## The request
Your task is to repeat the listing exactly.
+++ Record list
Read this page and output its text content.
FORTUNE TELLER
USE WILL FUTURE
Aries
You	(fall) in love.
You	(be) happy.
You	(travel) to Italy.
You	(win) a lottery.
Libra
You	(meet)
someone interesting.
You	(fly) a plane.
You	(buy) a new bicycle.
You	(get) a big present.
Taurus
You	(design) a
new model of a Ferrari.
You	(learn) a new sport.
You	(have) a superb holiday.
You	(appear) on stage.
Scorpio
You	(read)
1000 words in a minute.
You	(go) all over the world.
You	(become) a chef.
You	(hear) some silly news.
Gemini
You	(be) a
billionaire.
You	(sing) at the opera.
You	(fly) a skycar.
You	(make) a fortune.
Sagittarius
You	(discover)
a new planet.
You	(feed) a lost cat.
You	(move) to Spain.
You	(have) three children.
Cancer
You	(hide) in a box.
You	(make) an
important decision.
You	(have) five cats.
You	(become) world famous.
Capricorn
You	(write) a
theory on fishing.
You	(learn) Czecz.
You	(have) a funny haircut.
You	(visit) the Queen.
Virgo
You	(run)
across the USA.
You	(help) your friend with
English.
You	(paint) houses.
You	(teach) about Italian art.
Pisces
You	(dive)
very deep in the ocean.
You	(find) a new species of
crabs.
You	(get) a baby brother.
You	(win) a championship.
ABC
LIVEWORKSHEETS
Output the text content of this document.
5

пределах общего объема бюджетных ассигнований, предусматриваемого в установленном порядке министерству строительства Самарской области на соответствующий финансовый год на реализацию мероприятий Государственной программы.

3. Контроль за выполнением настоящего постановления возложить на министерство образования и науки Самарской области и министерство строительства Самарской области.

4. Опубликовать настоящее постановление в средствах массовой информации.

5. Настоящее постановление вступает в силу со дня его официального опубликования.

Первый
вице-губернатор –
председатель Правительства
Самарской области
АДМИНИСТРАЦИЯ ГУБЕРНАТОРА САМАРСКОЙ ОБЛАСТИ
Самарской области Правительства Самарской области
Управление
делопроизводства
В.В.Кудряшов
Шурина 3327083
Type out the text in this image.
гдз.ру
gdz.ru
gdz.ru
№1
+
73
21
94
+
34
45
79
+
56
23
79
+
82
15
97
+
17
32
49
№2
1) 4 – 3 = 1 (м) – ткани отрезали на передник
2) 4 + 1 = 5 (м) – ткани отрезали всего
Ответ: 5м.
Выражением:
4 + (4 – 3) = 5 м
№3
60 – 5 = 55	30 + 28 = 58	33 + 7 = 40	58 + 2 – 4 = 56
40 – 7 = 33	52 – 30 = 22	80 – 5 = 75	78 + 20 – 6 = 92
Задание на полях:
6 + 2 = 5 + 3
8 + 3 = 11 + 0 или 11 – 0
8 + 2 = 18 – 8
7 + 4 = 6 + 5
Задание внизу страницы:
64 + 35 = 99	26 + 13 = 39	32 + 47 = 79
++++++
## Expected output
Read this page and output its text content.
FORTUNE TELLER
USE WILL FUTURE
Aries
You	(fall) in love.
You	(be) happy.
You	(travel) to Italy.
You	(win) a lottery.
Libra
You	(meet)
someone interesting.
You	(fly) a plane.
You	(buy) a new bicycle.
You	(get) a big present.
Taurus
You	(design) a
new model of a Ferrari.
You	(learn) a new sport.
You	(have) a superb holiday.
You	(appear) on stage.
Scorpio
You	(read)
1000 words in a minute.
You	(go) all over the world.
You	(become) a chef.
You	(hear) some silly news.
Gemini
You	(be) a
billionaire.
You	(sing) at the opera.
You	(fly) a skycar.
You	(make) a fortune.
Sagittarius
You	(discover)
a new planet.
You	(feed) a lost cat.
You	(move) to Spain.
You	(have) three children.
Cancer
You	(hide) in a box.
You	(make) an
important decision.
You	(have) five cats.
You	(become) world famous.
Capricorn
You	(write) a
theory on fishing.
You	(learn) Czecz.
You	(have) a funny haircut.
You	(visit) the Queen.
Virgo
You	(run)
across the USA.
You	(help) your friend with
English.
You	(paint) houses.
You	(teach) about Italian art.
Pisces
You	(dive)
very deep in the ocean.
You	(find) a new species of
crabs.
You	(get) a baby brother.
You	(win) a championship.
ABC
LIVEWORKSHEETS
Output the text content of this document.
5

пределах общего объема бюджетных ассигнований, предусматриваемого в установленном порядке министерству строительства Самарской области на соответствующий финансовый год на реализацию мероприятий Государственной программы.

3. Контроль за выполнением настоящего постановления возложить на министерство образования и науки Самарской области и министерство строительства Самарской области.

4. Опубликовать настоящее постановление в средствах массовой информации.

5. Настоящее постановление вступает в силу со дня его официального опубликования.

Первый
вице-губернатор –
председатель Правительства
Самарской области
АДМИНИСТРАЦИЯ ГУБЕРНАТОРА САМАРСКОЙ ОБЛАСТИ
Самарской области Правительства Самарской области
Управление
делопроизводства
В.В.Кудряшов
Шурина 3327083
Type out the text in this image.
гдз.ру
gdz.ru
gdz.ru
№1
+
73
21
94
+
34
45
79
+
56
23
79
+
82
15
97
+
17
32
49
№2
1) 4 – 3 = 1 (м) – ткани отрезали на передник
2) 4 + 1 = 5 (м) – ткани отрезали всего
Ответ: 5м.
Выражением:
4 + (4 – 3) = 5 м
№3
60 – 5 = 55	30 + 28 = 58	33 + 7 = 40	58 + 2 – 4 = 56
40 – 7 = 33	52 – 30 = 22	80 – 5 = 75	78 + 20 – 6 = 92
Задание на полях:
6 + 2 = 5 + 3
8 + 3 = 11 + 0 или 11 – 0
8 + 2 = 18 – 8
7 + 4 = 6 + 5
Задание внизу страницы:
64 + 35 = 99	26 + 13 = 39	32 + 47 = 79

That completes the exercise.